Show all lines of the listing that hold the word "rate".

---------- MATERIAL PROVIDED

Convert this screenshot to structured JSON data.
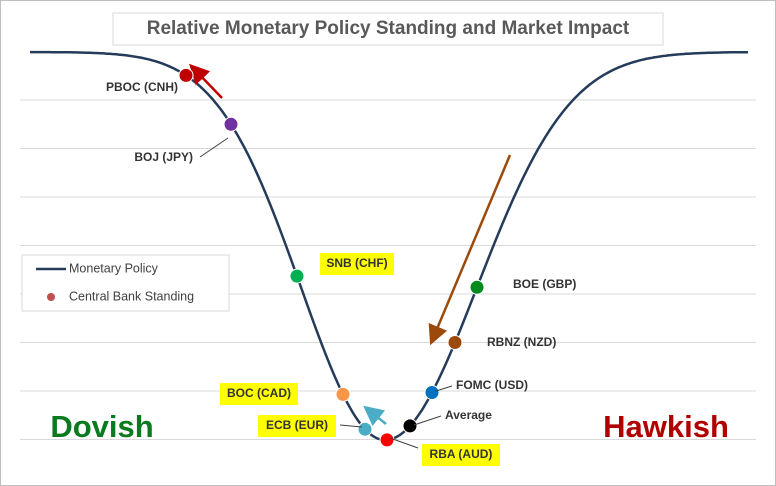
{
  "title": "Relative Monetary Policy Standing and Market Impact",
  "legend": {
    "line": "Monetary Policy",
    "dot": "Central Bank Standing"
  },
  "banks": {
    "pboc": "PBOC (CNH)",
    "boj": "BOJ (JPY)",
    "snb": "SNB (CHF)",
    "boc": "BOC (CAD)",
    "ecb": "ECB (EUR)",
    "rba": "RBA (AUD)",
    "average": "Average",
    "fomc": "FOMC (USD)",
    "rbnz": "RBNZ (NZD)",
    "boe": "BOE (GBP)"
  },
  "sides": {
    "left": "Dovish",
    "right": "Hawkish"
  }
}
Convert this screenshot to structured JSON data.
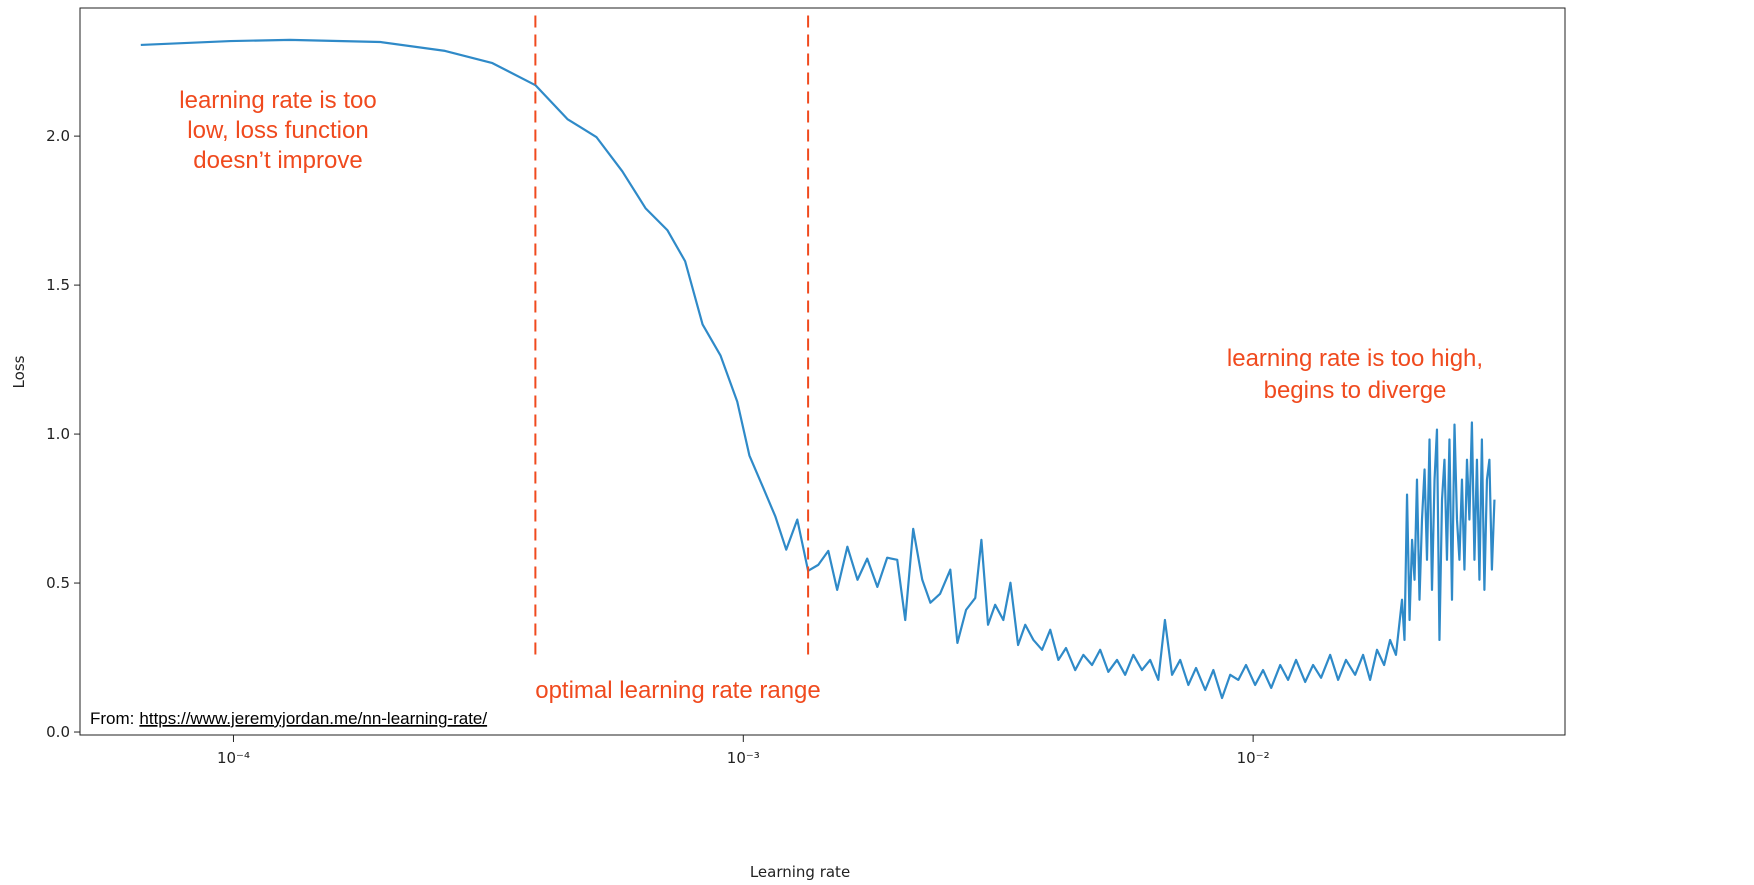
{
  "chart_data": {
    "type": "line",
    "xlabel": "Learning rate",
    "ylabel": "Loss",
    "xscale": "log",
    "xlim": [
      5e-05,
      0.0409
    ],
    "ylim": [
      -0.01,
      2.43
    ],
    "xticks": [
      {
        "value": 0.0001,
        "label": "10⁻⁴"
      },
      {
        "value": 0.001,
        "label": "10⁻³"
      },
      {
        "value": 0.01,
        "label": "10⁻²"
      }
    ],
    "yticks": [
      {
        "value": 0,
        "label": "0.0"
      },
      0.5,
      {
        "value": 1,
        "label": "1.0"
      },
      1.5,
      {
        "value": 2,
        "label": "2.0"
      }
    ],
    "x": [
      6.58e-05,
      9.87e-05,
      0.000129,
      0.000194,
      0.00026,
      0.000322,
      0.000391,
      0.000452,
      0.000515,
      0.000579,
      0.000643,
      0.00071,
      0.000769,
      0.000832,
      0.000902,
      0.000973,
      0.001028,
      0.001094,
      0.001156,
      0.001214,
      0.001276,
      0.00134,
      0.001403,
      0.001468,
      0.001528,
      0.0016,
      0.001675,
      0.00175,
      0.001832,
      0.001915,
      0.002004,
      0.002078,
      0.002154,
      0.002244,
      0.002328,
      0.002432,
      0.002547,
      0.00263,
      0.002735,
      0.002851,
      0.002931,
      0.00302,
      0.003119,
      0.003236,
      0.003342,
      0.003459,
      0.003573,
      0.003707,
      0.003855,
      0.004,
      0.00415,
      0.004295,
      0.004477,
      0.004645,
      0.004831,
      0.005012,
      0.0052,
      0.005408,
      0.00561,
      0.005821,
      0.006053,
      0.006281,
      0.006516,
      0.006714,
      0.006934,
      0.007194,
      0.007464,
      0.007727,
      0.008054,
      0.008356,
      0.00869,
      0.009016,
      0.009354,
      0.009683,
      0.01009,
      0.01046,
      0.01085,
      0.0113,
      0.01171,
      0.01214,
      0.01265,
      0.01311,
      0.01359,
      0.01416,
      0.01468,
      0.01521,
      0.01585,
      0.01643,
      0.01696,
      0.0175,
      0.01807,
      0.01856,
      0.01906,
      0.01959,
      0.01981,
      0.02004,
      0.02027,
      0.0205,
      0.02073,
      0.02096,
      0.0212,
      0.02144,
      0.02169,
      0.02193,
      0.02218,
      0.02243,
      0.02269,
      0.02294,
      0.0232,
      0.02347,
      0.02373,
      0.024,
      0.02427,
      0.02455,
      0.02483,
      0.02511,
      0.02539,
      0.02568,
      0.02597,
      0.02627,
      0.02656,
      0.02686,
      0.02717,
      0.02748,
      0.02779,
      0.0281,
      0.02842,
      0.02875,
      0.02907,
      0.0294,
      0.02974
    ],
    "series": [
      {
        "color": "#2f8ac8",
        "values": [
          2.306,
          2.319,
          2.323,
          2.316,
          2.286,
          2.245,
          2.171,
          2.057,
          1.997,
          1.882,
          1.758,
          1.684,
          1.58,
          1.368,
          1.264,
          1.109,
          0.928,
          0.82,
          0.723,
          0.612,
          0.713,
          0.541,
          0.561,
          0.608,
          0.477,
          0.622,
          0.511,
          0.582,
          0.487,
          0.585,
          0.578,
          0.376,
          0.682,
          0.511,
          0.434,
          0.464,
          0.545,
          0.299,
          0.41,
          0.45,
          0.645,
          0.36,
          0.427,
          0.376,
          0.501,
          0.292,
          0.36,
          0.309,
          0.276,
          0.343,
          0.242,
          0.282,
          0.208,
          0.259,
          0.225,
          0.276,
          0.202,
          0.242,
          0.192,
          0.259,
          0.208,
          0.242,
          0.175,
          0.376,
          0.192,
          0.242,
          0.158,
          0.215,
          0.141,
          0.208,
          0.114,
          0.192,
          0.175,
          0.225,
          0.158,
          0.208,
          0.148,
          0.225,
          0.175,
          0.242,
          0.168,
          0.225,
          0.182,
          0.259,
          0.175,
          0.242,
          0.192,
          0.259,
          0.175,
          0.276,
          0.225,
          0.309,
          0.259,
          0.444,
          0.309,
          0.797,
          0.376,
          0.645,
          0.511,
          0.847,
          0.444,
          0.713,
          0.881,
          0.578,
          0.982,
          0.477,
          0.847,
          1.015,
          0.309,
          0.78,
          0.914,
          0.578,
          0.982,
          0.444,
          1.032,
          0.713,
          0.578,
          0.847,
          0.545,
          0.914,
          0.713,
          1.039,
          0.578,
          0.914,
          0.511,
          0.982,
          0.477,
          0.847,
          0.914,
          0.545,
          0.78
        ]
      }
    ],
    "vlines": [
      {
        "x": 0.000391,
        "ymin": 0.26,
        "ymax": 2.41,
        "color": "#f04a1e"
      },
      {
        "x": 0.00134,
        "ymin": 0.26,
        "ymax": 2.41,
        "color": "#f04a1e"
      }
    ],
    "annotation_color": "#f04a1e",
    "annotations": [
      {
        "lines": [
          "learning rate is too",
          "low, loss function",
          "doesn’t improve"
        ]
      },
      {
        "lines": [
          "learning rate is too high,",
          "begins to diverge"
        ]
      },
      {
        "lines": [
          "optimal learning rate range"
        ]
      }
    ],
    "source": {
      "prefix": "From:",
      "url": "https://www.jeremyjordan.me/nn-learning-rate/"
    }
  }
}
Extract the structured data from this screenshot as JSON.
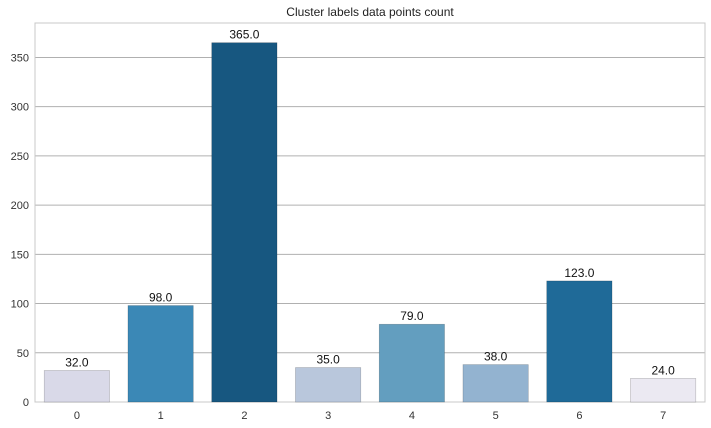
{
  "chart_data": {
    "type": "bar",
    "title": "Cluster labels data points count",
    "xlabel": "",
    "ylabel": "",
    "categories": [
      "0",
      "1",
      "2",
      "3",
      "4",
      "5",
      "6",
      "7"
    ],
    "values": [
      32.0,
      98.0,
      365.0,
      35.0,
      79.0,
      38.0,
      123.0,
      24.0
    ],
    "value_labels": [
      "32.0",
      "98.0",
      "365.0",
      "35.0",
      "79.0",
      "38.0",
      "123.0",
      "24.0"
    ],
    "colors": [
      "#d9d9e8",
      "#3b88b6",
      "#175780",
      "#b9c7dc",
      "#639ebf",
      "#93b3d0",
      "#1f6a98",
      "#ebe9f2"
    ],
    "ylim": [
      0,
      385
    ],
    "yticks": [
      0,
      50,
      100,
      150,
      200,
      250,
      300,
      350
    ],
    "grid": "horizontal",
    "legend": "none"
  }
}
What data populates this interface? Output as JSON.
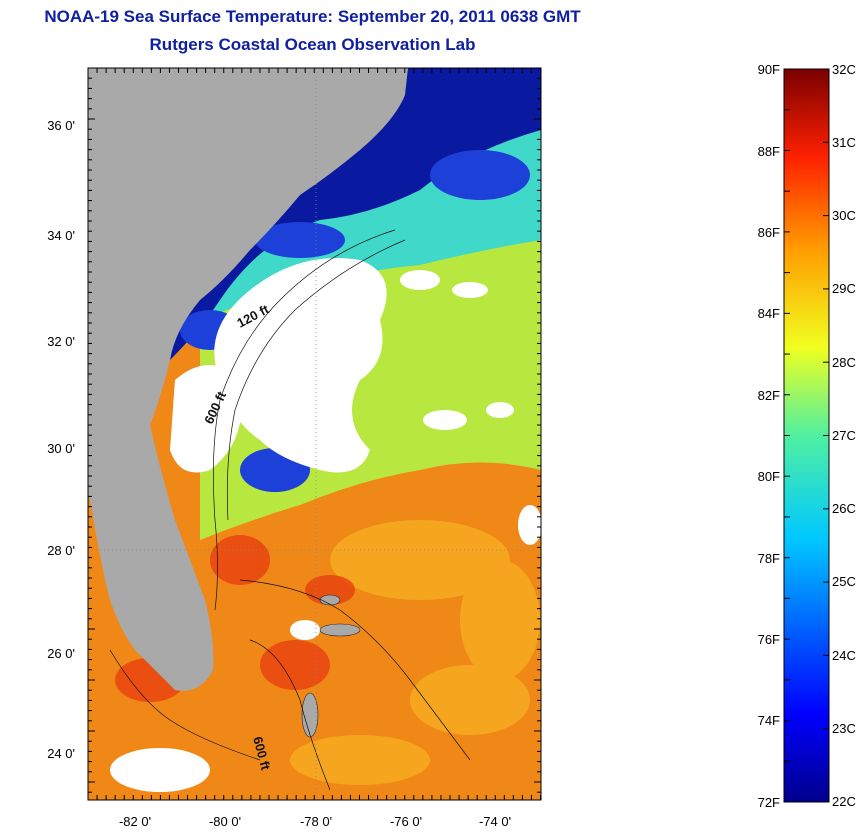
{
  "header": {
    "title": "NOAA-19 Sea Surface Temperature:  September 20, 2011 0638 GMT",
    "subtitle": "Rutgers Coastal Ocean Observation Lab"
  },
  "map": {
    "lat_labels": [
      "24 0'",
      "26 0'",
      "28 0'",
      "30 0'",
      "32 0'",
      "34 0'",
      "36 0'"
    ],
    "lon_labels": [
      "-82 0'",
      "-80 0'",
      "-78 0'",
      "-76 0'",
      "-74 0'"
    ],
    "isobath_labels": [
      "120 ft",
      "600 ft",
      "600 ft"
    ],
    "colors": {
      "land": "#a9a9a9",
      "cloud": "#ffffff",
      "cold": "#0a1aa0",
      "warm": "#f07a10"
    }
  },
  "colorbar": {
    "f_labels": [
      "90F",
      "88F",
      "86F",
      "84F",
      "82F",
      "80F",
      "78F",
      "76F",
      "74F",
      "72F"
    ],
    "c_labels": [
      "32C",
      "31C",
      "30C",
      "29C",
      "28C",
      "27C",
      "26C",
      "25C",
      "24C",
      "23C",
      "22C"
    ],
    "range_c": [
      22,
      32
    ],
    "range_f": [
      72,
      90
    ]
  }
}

--------------------

TASK RESULT:
    "xlabel": "Learning rate",
          "learning rate is too",
          "learning rate is too high,",
          "optimal learning rate range"
      "url": "https://www.jeremyjordan.me/nn-learning-rate/"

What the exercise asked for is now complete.